Material:
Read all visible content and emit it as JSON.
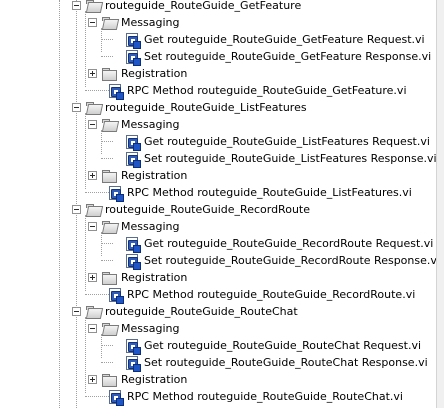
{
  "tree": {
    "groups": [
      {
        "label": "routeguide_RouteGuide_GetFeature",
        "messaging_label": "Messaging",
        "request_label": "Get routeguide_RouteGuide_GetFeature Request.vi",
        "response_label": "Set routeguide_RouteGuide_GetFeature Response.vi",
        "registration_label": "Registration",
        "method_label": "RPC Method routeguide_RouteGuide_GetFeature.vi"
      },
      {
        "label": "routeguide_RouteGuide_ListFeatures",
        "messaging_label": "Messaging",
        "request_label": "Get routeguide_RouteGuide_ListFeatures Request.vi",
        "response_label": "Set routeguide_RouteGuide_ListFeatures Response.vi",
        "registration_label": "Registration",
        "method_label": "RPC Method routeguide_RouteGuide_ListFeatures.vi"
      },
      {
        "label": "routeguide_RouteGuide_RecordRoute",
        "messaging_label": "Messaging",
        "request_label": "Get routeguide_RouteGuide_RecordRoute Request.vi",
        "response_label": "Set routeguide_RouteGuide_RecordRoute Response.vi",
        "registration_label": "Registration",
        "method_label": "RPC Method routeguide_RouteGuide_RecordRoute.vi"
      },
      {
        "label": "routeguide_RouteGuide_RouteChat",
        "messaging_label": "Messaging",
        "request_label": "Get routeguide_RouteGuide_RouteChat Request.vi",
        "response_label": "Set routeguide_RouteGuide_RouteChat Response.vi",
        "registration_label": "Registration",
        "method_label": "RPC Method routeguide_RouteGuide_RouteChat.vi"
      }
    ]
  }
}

Exercise brief: Without including any picture, repeat the data exactly.

Answer:
Read all visible content and emit it as JSON.
{
  "tree": {
    "groups": [
      {
        "label": "routeguide_RouteGuide_GetFeature",
        "messaging_label": "Messaging",
        "request_label": "Get routeguide_RouteGuide_GetFeature Request.vi",
        "response_label": "Set routeguide_RouteGuide_GetFeature Response.vi",
        "registration_label": "Registration",
        "method_label": "RPC Method routeguide_RouteGuide_GetFeature.vi"
      },
      {
        "label": "routeguide_RouteGuide_ListFeatures",
        "messaging_label": "Messaging",
        "request_label": "Get routeguide_RouteGuide_ListFeatures Request.vi",
        "response_label": "Set routeguide_RouteGuide_ListFeatures Response.vi",
        "registration_label": "Registration",
        "method_label": "RPC Method routeguide_RouteGuide_ListFeatures.vi"
      },
      {
        "label": "routeguide_RouteGuide_RecordRoute",
        "messaging_label": "Messaging",
        "request_label": "Get routeguide_RouteGuide_RecordRoute Request.vi",
        "response_label": "Set routeguide_RouteGuide_RecordRoute Response.vi",
        "registration_label": "Registration",
        "method_label": "RPC Method routeguide_RouteGuide_RecordRoute.vi"
      },
      {
        "label": "routeguide_RouteGuide_RouteChat",
        "messaging_label": "Messaging",
        "request_label": "Get routeguide_RouteGuide_RouteChat Request.vi",
        "response_label": "Set routeguide_RouteGuide_RouteChat Response.vi",
        "registration_label": "Registration",
        "method_label": "RPC Method routeguide_RouteGuide_RouteChat.vi"
      }
    ]
  }
}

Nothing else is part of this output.